Give the number of lines in this listing that contain the word "preuves", and nothing else.

PROVIDED MATERIAL
--------------------------------------------------

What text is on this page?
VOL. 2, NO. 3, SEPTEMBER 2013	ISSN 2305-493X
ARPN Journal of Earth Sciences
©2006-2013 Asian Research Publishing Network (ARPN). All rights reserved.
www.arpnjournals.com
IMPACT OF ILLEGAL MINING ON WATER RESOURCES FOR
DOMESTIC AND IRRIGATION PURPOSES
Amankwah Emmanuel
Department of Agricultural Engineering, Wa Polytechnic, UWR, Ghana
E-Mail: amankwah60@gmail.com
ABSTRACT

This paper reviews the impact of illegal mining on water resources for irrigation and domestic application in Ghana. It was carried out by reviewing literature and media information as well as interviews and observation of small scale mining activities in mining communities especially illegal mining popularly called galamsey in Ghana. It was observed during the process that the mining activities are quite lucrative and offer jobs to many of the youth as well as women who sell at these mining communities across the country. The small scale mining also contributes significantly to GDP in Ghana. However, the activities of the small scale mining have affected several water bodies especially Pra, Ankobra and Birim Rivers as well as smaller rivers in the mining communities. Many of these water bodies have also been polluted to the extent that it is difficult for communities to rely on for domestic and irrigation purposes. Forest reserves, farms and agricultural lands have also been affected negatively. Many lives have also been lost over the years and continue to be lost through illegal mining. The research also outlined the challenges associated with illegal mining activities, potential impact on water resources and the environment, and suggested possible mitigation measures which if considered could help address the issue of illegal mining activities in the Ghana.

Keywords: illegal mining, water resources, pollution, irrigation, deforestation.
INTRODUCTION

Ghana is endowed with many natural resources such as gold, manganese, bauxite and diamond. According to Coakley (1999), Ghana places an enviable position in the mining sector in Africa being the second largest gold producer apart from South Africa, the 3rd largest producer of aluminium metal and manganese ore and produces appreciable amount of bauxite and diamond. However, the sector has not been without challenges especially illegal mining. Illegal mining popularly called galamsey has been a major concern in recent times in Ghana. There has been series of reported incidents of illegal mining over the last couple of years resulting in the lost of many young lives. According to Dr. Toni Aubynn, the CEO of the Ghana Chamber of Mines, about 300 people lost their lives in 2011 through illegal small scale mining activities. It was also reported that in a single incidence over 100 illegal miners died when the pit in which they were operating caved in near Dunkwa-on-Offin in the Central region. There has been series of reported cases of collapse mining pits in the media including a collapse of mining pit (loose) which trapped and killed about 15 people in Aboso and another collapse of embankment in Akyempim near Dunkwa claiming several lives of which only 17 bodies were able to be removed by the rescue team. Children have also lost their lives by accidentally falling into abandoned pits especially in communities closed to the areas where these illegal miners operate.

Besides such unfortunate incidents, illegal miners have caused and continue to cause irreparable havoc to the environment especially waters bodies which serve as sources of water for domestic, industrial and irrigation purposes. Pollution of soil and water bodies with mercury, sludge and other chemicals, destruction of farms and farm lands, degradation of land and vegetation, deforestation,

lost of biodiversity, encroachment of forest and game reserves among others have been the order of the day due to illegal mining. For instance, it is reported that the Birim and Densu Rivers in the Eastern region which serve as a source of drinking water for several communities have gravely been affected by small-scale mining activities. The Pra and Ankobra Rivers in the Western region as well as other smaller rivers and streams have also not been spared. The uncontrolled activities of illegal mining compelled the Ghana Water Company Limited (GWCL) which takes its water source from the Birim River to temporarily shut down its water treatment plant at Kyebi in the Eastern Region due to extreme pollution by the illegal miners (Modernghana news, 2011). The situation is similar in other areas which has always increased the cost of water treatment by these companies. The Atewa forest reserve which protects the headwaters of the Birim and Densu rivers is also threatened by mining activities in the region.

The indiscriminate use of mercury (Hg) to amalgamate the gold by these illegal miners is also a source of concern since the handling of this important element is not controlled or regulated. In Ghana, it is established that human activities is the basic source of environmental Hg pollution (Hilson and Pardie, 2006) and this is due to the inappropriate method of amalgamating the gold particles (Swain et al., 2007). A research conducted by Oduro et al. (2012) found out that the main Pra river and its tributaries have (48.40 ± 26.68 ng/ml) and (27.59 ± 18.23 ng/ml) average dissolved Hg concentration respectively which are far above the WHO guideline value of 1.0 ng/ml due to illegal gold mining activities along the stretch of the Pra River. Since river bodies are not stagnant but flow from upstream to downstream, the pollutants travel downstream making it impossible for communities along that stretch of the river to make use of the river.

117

--------------------------------------------------

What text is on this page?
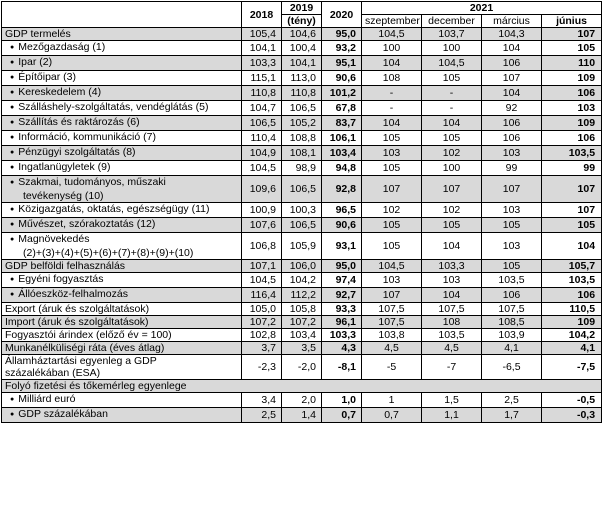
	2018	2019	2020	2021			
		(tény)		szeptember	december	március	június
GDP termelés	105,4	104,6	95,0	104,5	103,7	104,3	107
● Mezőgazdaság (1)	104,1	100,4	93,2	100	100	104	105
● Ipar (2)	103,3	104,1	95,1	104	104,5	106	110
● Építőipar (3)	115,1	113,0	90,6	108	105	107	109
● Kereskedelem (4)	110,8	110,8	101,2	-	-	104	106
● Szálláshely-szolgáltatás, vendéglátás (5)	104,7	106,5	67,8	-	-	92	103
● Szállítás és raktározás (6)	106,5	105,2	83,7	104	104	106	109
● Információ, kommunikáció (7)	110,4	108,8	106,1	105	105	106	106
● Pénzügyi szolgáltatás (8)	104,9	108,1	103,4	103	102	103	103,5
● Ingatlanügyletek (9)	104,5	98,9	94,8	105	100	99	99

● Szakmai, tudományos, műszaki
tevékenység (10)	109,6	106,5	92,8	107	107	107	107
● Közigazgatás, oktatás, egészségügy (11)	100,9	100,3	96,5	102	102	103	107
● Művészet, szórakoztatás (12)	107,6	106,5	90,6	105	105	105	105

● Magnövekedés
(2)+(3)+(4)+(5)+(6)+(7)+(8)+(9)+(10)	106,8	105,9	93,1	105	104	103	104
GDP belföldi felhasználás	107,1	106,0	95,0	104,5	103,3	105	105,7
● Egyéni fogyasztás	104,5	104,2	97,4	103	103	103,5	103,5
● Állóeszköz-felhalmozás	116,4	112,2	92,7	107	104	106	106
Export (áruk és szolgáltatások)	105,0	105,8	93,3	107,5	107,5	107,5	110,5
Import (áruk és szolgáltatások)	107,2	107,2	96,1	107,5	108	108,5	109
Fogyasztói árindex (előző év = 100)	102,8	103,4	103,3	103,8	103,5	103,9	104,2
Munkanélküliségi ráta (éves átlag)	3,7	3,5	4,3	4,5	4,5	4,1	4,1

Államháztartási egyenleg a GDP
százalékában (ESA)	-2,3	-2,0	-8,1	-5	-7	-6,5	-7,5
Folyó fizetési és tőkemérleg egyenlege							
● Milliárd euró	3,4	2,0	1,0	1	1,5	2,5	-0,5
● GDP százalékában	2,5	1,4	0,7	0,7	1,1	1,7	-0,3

--------------------------------------------------

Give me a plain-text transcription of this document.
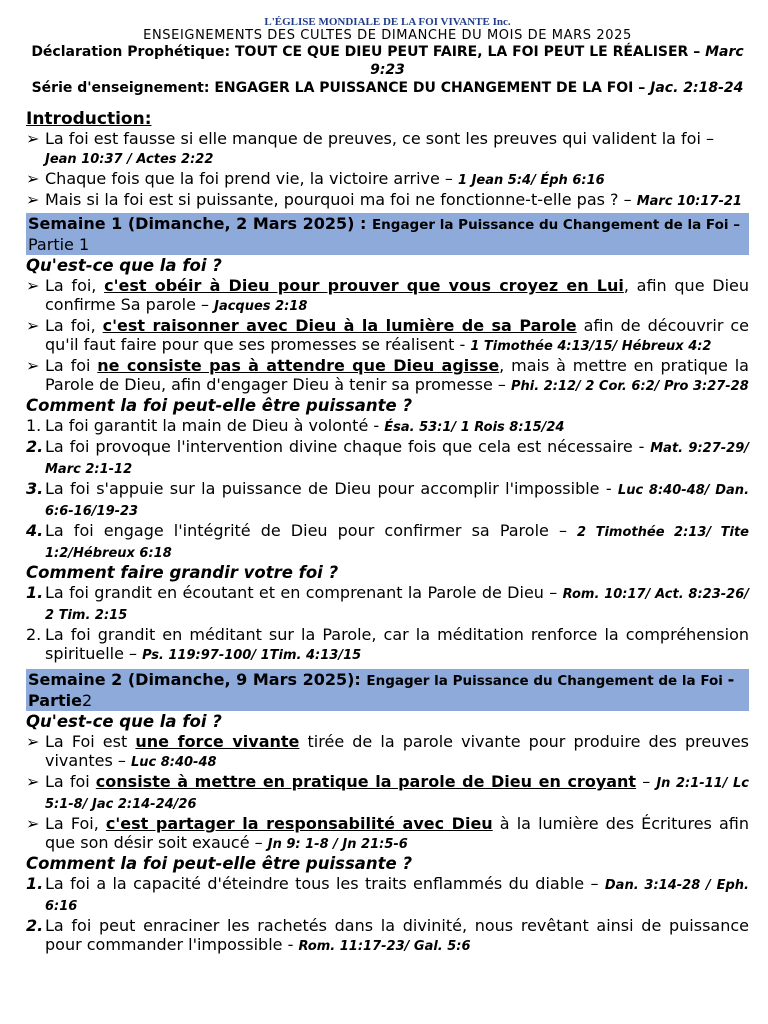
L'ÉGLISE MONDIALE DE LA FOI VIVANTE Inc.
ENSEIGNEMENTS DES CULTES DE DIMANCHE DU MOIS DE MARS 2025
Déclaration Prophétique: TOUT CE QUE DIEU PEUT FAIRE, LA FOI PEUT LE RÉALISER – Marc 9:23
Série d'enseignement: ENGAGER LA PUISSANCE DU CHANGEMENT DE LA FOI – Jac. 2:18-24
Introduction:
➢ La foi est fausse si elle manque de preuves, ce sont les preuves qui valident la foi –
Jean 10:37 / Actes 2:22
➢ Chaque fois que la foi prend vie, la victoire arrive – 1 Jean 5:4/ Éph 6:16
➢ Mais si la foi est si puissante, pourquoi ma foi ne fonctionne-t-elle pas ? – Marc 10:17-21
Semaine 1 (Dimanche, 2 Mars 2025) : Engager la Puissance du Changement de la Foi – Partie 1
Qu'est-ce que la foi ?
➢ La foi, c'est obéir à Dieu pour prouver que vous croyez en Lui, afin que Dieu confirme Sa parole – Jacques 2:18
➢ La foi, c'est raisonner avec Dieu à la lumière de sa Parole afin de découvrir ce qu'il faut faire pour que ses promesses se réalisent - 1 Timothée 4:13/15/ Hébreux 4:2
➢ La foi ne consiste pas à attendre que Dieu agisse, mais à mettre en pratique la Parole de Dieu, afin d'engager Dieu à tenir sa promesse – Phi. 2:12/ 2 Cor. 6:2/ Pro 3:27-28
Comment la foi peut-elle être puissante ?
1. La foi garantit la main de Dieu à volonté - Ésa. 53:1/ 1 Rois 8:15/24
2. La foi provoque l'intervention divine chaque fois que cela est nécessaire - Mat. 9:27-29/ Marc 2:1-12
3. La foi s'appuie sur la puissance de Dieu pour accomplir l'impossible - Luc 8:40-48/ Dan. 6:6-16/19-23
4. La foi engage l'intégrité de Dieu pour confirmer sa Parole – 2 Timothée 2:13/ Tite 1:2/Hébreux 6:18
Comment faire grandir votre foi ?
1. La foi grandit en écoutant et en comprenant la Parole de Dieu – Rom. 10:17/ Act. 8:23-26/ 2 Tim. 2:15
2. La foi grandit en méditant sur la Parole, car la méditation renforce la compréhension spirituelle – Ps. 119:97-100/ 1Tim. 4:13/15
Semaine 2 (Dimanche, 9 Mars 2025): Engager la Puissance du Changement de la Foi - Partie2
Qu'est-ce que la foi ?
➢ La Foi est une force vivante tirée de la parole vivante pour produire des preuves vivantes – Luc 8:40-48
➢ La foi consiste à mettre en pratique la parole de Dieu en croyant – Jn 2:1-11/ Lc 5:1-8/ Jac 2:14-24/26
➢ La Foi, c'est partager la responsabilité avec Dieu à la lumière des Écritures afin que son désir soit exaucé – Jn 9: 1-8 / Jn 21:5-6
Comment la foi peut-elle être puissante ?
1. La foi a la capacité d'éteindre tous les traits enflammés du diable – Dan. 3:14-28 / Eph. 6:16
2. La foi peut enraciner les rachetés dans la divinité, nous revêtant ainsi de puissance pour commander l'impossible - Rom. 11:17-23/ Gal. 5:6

--------------------------------------------------

THE SOLUTION
2